WHAT IS BEING ASKED —
Nothing should be left out: output all of the entries exactly.
+++
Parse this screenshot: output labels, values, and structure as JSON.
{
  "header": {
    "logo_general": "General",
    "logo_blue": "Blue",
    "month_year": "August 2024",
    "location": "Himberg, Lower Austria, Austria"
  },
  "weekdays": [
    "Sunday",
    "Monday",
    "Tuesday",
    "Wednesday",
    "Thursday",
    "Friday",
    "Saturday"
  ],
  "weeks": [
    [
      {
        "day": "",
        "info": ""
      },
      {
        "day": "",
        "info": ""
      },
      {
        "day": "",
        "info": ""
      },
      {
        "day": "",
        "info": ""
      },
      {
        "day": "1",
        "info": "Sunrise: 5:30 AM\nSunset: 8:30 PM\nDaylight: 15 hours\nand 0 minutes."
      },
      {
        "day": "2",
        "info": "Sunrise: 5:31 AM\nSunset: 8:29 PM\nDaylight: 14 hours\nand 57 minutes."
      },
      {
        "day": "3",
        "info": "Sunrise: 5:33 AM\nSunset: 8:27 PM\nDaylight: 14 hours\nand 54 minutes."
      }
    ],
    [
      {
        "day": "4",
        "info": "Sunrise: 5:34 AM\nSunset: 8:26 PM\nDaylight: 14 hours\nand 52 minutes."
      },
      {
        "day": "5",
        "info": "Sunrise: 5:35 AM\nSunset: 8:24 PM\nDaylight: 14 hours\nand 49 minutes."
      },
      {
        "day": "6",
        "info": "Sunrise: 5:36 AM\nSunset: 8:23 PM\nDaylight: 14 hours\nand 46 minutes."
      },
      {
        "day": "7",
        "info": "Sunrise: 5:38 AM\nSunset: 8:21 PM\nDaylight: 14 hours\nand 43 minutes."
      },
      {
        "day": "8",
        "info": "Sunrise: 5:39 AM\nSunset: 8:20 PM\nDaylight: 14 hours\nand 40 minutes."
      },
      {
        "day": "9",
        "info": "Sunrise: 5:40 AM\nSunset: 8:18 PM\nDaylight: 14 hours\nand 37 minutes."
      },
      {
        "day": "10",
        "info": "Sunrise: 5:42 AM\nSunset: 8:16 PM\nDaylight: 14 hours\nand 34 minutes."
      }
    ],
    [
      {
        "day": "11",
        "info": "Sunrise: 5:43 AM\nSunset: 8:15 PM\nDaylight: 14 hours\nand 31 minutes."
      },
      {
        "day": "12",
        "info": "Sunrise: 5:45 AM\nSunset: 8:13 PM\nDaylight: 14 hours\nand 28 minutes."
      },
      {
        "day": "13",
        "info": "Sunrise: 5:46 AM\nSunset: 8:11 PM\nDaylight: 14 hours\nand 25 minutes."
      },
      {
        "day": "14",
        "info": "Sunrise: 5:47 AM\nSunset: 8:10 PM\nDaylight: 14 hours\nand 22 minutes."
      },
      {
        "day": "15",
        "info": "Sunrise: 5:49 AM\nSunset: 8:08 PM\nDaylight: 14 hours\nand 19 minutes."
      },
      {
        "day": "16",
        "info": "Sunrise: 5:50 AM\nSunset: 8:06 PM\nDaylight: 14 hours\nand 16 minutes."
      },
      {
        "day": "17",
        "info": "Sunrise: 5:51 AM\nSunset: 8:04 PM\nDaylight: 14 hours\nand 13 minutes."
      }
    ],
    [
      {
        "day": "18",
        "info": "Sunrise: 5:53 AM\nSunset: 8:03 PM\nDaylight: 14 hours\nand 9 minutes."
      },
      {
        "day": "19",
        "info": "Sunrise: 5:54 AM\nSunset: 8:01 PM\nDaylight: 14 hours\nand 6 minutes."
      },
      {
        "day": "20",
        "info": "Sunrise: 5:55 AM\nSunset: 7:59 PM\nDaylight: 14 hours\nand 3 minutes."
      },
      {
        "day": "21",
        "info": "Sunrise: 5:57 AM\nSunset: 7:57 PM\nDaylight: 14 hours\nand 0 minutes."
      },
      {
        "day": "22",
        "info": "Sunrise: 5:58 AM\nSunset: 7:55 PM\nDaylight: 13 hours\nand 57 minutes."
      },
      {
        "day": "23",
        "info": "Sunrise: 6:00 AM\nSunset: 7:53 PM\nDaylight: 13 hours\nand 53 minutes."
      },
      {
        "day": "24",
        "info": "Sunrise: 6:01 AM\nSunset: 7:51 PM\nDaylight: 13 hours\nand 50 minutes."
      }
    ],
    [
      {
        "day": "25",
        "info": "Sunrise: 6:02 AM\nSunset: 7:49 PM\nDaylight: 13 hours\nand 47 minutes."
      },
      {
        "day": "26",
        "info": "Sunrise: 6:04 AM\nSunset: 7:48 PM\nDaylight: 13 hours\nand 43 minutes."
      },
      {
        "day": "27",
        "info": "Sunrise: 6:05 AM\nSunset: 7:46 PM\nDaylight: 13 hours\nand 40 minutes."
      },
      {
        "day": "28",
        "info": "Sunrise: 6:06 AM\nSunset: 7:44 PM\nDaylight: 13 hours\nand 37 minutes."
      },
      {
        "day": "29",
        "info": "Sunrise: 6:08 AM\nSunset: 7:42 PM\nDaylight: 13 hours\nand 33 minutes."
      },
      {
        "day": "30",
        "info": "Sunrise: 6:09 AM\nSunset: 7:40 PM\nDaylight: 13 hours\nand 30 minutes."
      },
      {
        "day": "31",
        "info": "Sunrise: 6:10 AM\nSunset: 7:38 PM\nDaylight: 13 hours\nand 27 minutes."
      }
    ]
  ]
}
+++
ANSWER TO THE EXERCISE —
Parse this screenshot: output labels, values, and structure as JSON.
{
  "header": {
    "logo_general": "General",
    "logo_blue": "Blue",
    "month_year": "August 2024",
    "location": "Himberg, Lower Austria, Austria"
  },
  "weekdays": [
    "Sunday",
    "Monday",
    "Tuesday",
    "Wednesday",
    "Thursday",
    "Friday",
    "Saturday"
  ],
  "weeks": [
    [
      {
        "day": "",
        "info": ""
      },
      {
        "day": "",
        "info": ""
      },
      {
        "day": "",
        "info": ""
      },
      {
        "day": "",
        "info": ""
      },
      {
        "day": "1",
        "info": "Sunrise: 5:30 AM\nSunset: 8:30 PM\nDaylight: 15 hours\nand 0 minutes."
      },
      {
        "day": "2",
        "info": "Sunrise: 5:31 AM\nSunset: 8:29 PM\nDaylight: 14 hours\nand 57 minutes."
      },
      {
        "day": "3",
        "info": "Sunrise: 5:33 AM\nSunset: 8:27 PM\nDaylight: 14 hours\nand 54 minutes."
      }
    ],
    [
      {
        "day": "4",
        "info": "Sunrise: 5:34 AM\nSunset: 8:26 PM\nDaylight: 14 hours\nand 52 minutes."
      },
      {
        "day": "5",
        "info": "Sunrise: 5:35 AM\nSunset: 8:24 PM\nDaylight: 14 hours\nand 49 minutes."
      },
      {
        "day": "6",
        "info": "Sunrise: 5:36 AM\nSunset: 8:23 PM\nDaylight: 14 hours\nand 46 minutes."
      },
      {
        "day": "7",
        "info": "Sunrise: 5:38 AM\nSunset: 8:21 PM\nDaylight: 14 hours\nand 43 minutes."
      },
      {
        "day": "8",
        "info": "Sunrise: 5:39 AM\nSunset: 8:20 PM\nDaylight: 14 hours\nand 40 minutes."
      },
      {
        "day": "9",
        "info": "Sunrise: 5:40 AM\nSunset: 8:18 PM\nDaylight: 14 hours\nand 37 minutes."
      },
      {
        "day": "10",
        "info": "Sunrise: 5:42 AM\nSunset: 8:16 PM\nDaylight: 14 hours\nand 34 minutes."
      }
    ],
    [
      {
        "day": "11",
        "info": "Sunrise: 5:43 AM\nSunset: 8:15 PM\nDaylight: 14 hours\nand 31 minutes."
      },
      {
        "day": "12",
        "info": "Sunrise: 5:45 AM\nSunset: 8:13 PM\nDaylight: 14 hours\nand 28 minutes."
      },
      {
        "day": "13",
        "info": "Sunrise: 5:46 AM\nSunset: 8:11 PM\nDaylight: 14 hours\nand 25 minutes."
      },
      {
        "day": "14",
        "info": "Sunrise: 5:47 AM\nSunset: 8:10 PM\nDaylight: 14 hours\nand 22 minutes."
      },
      {
        "day": "15",
        "info": "Sunrise: 5:49 AM\nSunset: 8:08 PM\nDaylight: 14 hours\nand 19 minutes."
      },
      {
        "day": "16",
        "info": "Sunrise: 5:50 AM\nSunset: 8:06 PM\nDaylight: 14 hours\nand 16 minutes."
      },
      {
        "day": "17",
        "info": "Sunrise: 5:51 AM\nSunset: 8:04 PM\nDaylight: 14 hours\nand 13 minutes."
      }
    ],
    [
      {
        "day": "18",
        "info": "Sunrise: 5:53 AM\nSunset: 8:03 PM\nDaylight: 14 hours\nand 9 minutes."
      },
      {
        "day": "19",
        "info": "Sunrise: 5:54 AM\nSunset: 8:01 PM\nDaylight: 14 hours\nand 6 minutes."
      },
      {
        "day": "20",
        "info": "Sunrise: 5:55 AM\nSunset: 7:59 PM\nDaylight: 14 hours\nand 3 minutes."
      },
      {
        "day": "21",
        "info": "Sunrise: 5:57 AM\nSunset: 7:57 PM\nDaylight: 14 hours\nand 0 minutes."
      },
      {
        "day": "22",
        "info": "Sunrise: 5:58 AM\nSunset: 7:55 PM\nDaylight: 13 hours\nand 57 minutes."
      },
      {
        "day": "23",
        "info": "Sunrise: 6:00 AM\nSunset: 7:53 PM\nDaylight: 13 hours\nand 53 minutes."
      },
      {
        "day": "24",
        "info": "Sunrise: 6:01 AM\nSunset: 7:51 PM\nDaylight: 13 hours\nand 50 minutes."
      }
    ],
    [
      {
        "day": "25",
        "info": "Sunrise: 6:02 AM\nSunset: 7:49 PM\nDaylight: 13 hours\nand 47 minutes."
      },
      {
        "day": "26",
        "info": "Sunrise: 6:04 AM\nSunset: 7:48 PM\nDaylight: 13 hours\nand 43 minutes."
      },
      {
        "day": "27",
        "info": "Sunrise: 6:05 AM\nSunset: 7:46 PM\nDaylight: 13 hours\nand 40 minutes."
      },
      {
        "day": "28",
        "info": "Sunrise: 6:06 AM\nSunset: 7:44 PM\nDaylight: 13 hours\nand 37 minutes."
      },
      {
        "day": "29",
        "info": "Sunrise: 6:08 AM\nSunset: 7:42 PM\nDaylight: 13 hours\nand 33 minutes."
      },
      {
        "day": "30",
        "info": "Sunrise: 6:09 AM\nSunset: 7:40 PM\nDaylight: 13 hours\nand 30 minutes."
      },
      {
        "day": "31",
        "info": "Sunrise: 6:10 AM\nSunset: 7:38 PM\nDaylight: 13 hours\nand 27 minutes."
      }
    ]
  ]
}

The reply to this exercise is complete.